Given instruction — Each line in the entries below that holds the string "Larson" is to be listed.

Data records
────

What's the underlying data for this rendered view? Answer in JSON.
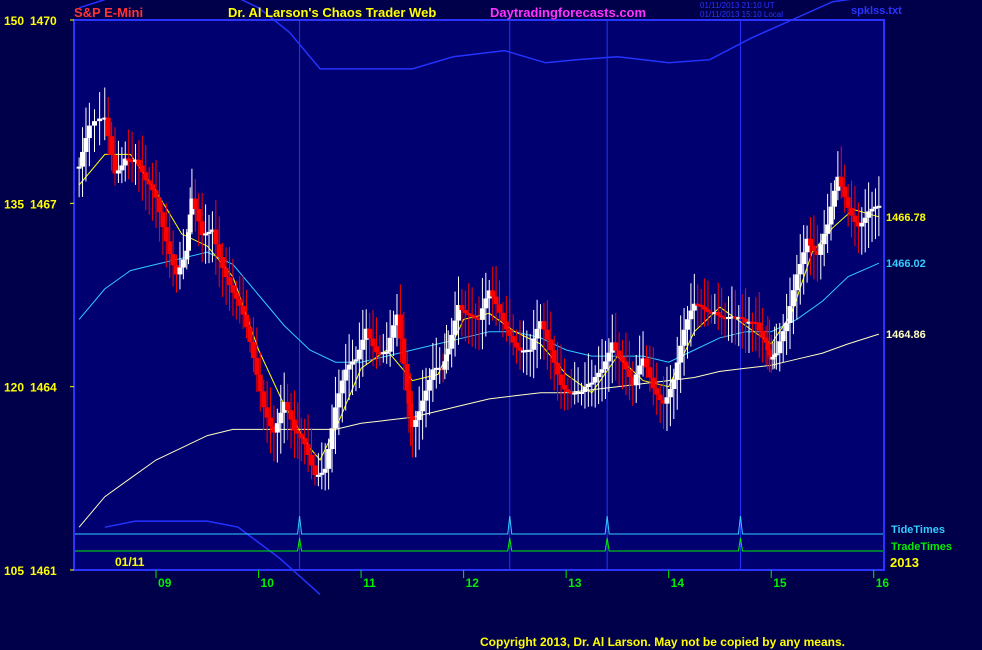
{
  "header": {
    "symbol": "S&P E-Mini",
    "title": "Dr. Al Larson's Chaos Trader Web",
    "site": "Daytradingforecasts.com",
    "stamp_line1": "01/11/2013 21:10 UT",
    "stamp_line2": "01/11/2013 15:10 Local",
    "file": "spklss.txt"
  },
  "footer": {
    "copyright": "Copyright 2013, Dr. Al Larson. May not be copied by any means."
  },
  "colors": {
    "background": "#00004a",
    "plot_bg": "#000070",
    "frame": "#2a33ff",
    "up_bar": "#ffffff",
    "down_bar": "#ff0000",
    "ema_fast": "#ffff00",
    "ema_mid": "#33ccff",
    "ema_slow": "#ffffc0",
    "envelope": "#2233ff",
    "tide": "#33ccff",
    "trade": "#00ee00",
    "title_red": "#ff3333",
    "title_yellow": "#ffff00",
    "title_magenta": "#ff33ff",
    "tick_green": "#00ee00"
  },
  "chart_data": {
    "type": "candlestick",
    "x_unit": "hour (CT)",
    "x_range": [
      8.2,
      16.1
    ],
    "y_range": [
      1461,
      1470
    ],
    "y_ticks": [
      {
        "value": 1470,
        "left": "150",
        "right": "1470"
      },
      {
        "value": 1467,
        "left": "135",
        "right": "1467"
      },
      {
        "value": 1464,
        "left": "120",
        "right": "1464"
      },
      {
        "value": 1461,
        "left": "105",
        "right": "1461"
      }
    ],
    "x_ticks": [
      {
        "value": 9,
        "label": "09"
      },
      {
        "value": 10,
        "label": "10"
      },
      {
        "value": 11,
        "label": "11"
      },
      {
        "value": 12,
        "label": "12"
      },
      {
        "value": 13,
        "label": "13"
      },
      {
        "value": 14,
        "label": "14"
      },
      {
        "value": 15,
        "label": "15"
      },
      {
        "value": 16,
        "label": "16"
      }
    ],
    "date_label": "01/11",
    "year_label": "2013",
    "vertical_markers": [
      10.4,
      12.45,
      13.4,
      14.7
    ],
    "ema_labels": [
      {
        "series": "ema_fast",
        "value": 1466.78,
        "label": "1466.78"
      },
      {
        "series": "ema_mid",
        "value": 1466.02,
        "label": "1466.02"
      },
      {
        "series": "ema_slow",
        "value": 1464.86,
        "label": "1464.86"
      }
    ],
    "close_path": [
      [
        8.25,
        1467.6
      ],
      [
        8.35,
        1468.1
      ],
      [
        8.5,
        1468.3
      ],
      [
        8.6,
        1467.6
      ],
      [
        8.7,
        1467.9
      ],
      [
        8.8,
        1467.7
      ],
      [
        8.9,
        1467.2
      ],
      [
        9.0,
        1467.0
      ],
      [
        9.1,
        1466.5
      ],
      [
        9.2,
        1466.0
      ],
      [
        9.3,
        1466.2
      ],
      [
        9.35,
        1466.9
      ],
      [
        9.45,
        1466.4
      ],
      [
        9.55,
        1466.7
      ],
      [
        9.65,
        1466.1
      ],
      [
        9.75,
        1465.5
      ],
      [
        9.85,
        1465.0
      ],
      [
        9.95,
        1464.4
      ],
      [
        10.05,
        1463.8
      ],
      [
        10.15,
        1463.4
      ],
      [
        10.25,
        1463.7
      ],
      [
        10.35,
        1463.1
      ],
      [
        10.45,
        1463.0
      ],
      [
        10.55,
        1462.7
      ],
      [
        10.65,
        1462.8
      ],
      [
        10.75,
        1463.6
      ],
      [
        10.85,
        1464.1
      ],
      [
        10.95,
        1464.4
      ],
      [
        11.05,
        1465.1
      ],
      [
        11.15,
        1464.7
      ],
      [
        11.25,
        1464.5
      ],
      [
        11.35,
        1465.0
      ],
      [
        11.45,
        1463.9
      ],
      [
        11.5,
        1463.5
      ],
      [
        11.6,
        1463.9
      ],
      [
        11.7,
        1464.2
      ],
      [
        11.8,
        1464.1
      ],
      [
        11.85,
        1464.6
      ],
      [
        11.95,
        1465.5
      ],
      [
        12.05,
        1465.3
      ],
      [
        12.15,
        1465.0
      ],
      [
        12.25,
        1465.4
      ],
      [
        12.35,
        1465.2
      ],
      [
        12.45,
        1465.0
      ],
      [
        12.55,
        1464.7
      ],
      [
        12.65,
        1464.5
      ],
      [
        12.75,
        1464.9
      ],
      [
        12.85,
        1464.6
      ],
      [
        12.95,
        1464.2
      ],
      [
        13.05,
        1464.0
      ],
      [
        13.15,
        1463.8
      ],
      [
        13.25,
        1463.9
      ],
      [
        13.35,
        1464.3
      ],
      [
        13.45,
        1464.9
      ],
      [
        13.55,
        1464.5
      ],
      [
        13.65,
        1463.9
      ],
      [
        13.75,
        1464.3
      ],
      [
        13.85,
        1464.0
      ],
      [
        13.95,
        1463.9
      ],
      [
        14.05,
        1464.2
      ],
      [
        14.15,
        1464.8
      ],
      [
        14.25,
        1465.2
      ],
      [
        14.35,
        1465.3
      ],
      [
        14.45,
        1465.4
      ],
      [
        14.55,
        1465.2
      ],
      [
        14.65,
        1465.0
      ],
      [
        14.75,
        1464.9
      ],
      [
        14.85,
        1465.1
      ],
      [
        14.95,
        1464.9
      ],
      [
        15.0,
        1464.5
      ],
      [
        15.05,
        1464.4
      ],
      [
        15.15,
        1464.9
      ],
      [
        15.25,
        1465.9
      ],
      [
        15.35,
        1466.6
      ],
      [
        15.45,
        1466.2
      ],
      [
        15.55,
        1466.5
      ],
      [
        15.65,
        1467.3
      ],
      [
        15.75,
        1467.0
      ],
      [
        15.85,
        1466.8
      ],
      [
        15.95,
        1466.9
      ],
      [
        16.05,
        1466.8
      ]
    ],
    "ema_fast_path": [
      [
        8.25,
        1467.3
      ],
      [
        8.5,
        1467.8
      ],
      [
        8.75,
        1467.8
      ],
      [
        9.0,
        1467.2
      ],
      [
        9.25,
        1466.5
      ],
      [
        9.5,
        1466.3
      ],
      [
        9.75,
        1465.8
      ],
      [
        10.0,
        1464.6
      ],
      [
        10.25,
        1463.7
      ],
      [
        10.5,
        1463.0
      ],
      [
        10.6,
        1462.8
      ],
      [
        10.8,
        1463.5
      ],
      [
        11.0,
        1464.3
      ],
      [
        11.25,
        1464.6
      ],
      [
        11.5,
        1464.1
      ],
      [
        11.75,
        1464.2
      ],
      [
        12.0,
        1465.1
      ],
      [
        12.25,
        1465.2
      ],
      [
        12.5,
        1464.9
      ],
      [
        12.75,
        1464.7
      ],
      [
        13.0,
        1464.2
      ],
      [
        13.25,
        1463.9
      ],
      [
        13.5,
        1464.5
      ],
      [
        13.75,
        1464.1
      ],
      [
        14.0,
        1464.0
      ],
      [
        14.25,
        1464.9
      ],
      [
        14.5,
        1465.3
      ],
      [
        14.75,
        1465.0
      ],
      [
        15.0,
        1464.7
      ],
      [
        15.2,
        1465.2
      ],
      [
        15.4,
        1466.2
      ],
      [
        15.6,
        1466.6
      ],
      [
        15.8,
        1466.9
      ],
      [
        16.05,
        1466.78
      ]
    ],
    "ema_mid_path": [
      [
        8.25,
        1465.1
      ],
      [
        8.5,
        1465.6
      ],
      [
        8.75,
        1465.9
      ],
      [
        9.0,
        1466.0
      ],
      [
        9.25,
        1466.1
      ],
      [
        9.5,
        1466.2
      ],
      [
        9.75,
        1466.0
      ],
      [
        10.0,
        1465.5
      ],
      [
        10.25,
        1465.0
      ],
      [
        10.5,
        1464.6
      ],
      [
        10.75,
        1464.4
      ],
      [
        11.0,
        1464.4
      ],
      [
        11.25,
        1464.5
      ],
      [
        11.5,
        1464.6
      ],
      [
        11.75,
        1464.7
      ],
      [
        12.0,
        1464.8
      ],
      [
        12.25,
        1464.9
      ],
      [
        12.5,
        1464.9
      ],
      [
        12.75,
        1464.8
      ],
      [
        13.0,
        1464.6
      ],
      [
        13.25,
        1464.5
      ],
      [
        13.5,
        1464.5
      ],
      [
        13.75,
        1464.5
      ],
      [
        14.0,
        1464.4
      ],
      [
        14.25,
        1464.6
      ],
      [
        14.5,
        1464.8
      ],
      [
        14.75,
        1464.9
      ],
      [
        15.0,
        1464.9
      ],
      [
        15.25,
        1465.1
      ],
      [
        15.5,
        1465.4
      ],
      [
        15.75,
        1465.8
      ],
      [
        16.05,
        1466.02
      ]
    ],
    "ema_slow_path": [
      [
        8.25,
        1461.7
      ],
      [
        8.5,
        1462.2
      ],
      [
        8.75,
        1462.5
      ],
      [
        9.0,
        1462.8
      ],
      [
        9.25,
        1463.0
      ],
      [
        9.5,
        1463.2
      ],
      [
        9.75,
        1463.3
      ],
      [
        10.0,
        1463.3
      ],
      [
        10.25,
        1463.3
      ],
      [
        10.5,
        1463.3
      ],
      [
        10.75,
        1463.3
      ],
      [
        11.0,
        1463.4
      ],
      [
        11.25,
        1463.45
      ],
      [
        11.5,
        1463.5
      ],
      [
        11.75,
        1463.6
      ],
      [
        12.0,
        1463.7
      ],
      [
        12.25,
        1463.8
      ],
      [
        12.5,
        1463.85
      ],
      [
        12.75,
        1463.9
      ],
      [
        13.0,
        1463.9
      ],
      [
        13.25,
        1463.95
      ],
      [
        13.5,
        1464.0
      ],
      [
        13.75,
        1464.05
      ],
      [
        14.0,
        1464.1
      ],
      [
        14.25,
        1464.15
      ],
      [
        14.5,
        1464.25
      ],
      [
        14.75,
        1464.3
      ],
      [
        15.0,
        1464.35
      ],
      [
        15.25,
        1464.45
      ],
      [
        15.5,
        1464.55
      ],
      [
        15.75,
        1464.7
      ],
      [
        16.05,
        1464.86
      ]
    ],
    "envelope_upper": [
      [
        8.25,
        1470.2
      ],
      [
        9.0,
        1470.6
      ],
      [
        9.5,
        1470.6
      ],
      [
        10.0,
        1470.2
      ],
      [
        10.3,
        1469.8
      ],
      [
        10.6,
        1469.2
      ],
      [
        11.0,
        1469.2
      ],
      [
        11.5,
        1469.2
      ],
      [
        11.9,
        1469.4
      ],
      [
        12.4,
        1469.5
      ],
      [
        12.8,
        1469.3
      ],
      [
        13.1,
        1469.35
      ],
      [
        13.5,
        1469.4
      ],
      [
        14.0,
        1469.3
      ],
      [
        14.4,
        1469.35
      ],
      [
        14.8,
        1469.7
      ],
      [
        15.2,
        1470.0
      ],
      [
        15.6,
        1470.3
      ],
      [
        16.05,
        1470.4
      ]
    ],
    "envelope_lower": [
      [
        8.5,
        1461.7
      ],
      [
        8.8,
        1461.8
      ],
      [
        9.2,
        1461.8
      ],
      [
        9.5,
        1461.8
      ],
      [
        9.8,
        1461.7
      ],
      [
        10.2,
        1461.2
      ],
      [
        10.6,
        1460.6
      ]
    ],
    "tide_label": "TideTimes",
    "trade_label": "TradeTimes"
  }
}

────

Response to this task —
    "title": "Dr. Al Larson's Chaos Trader Web",
    "copyright": "Copyright 2013, Dr. Al Larson. May not be copied by any means."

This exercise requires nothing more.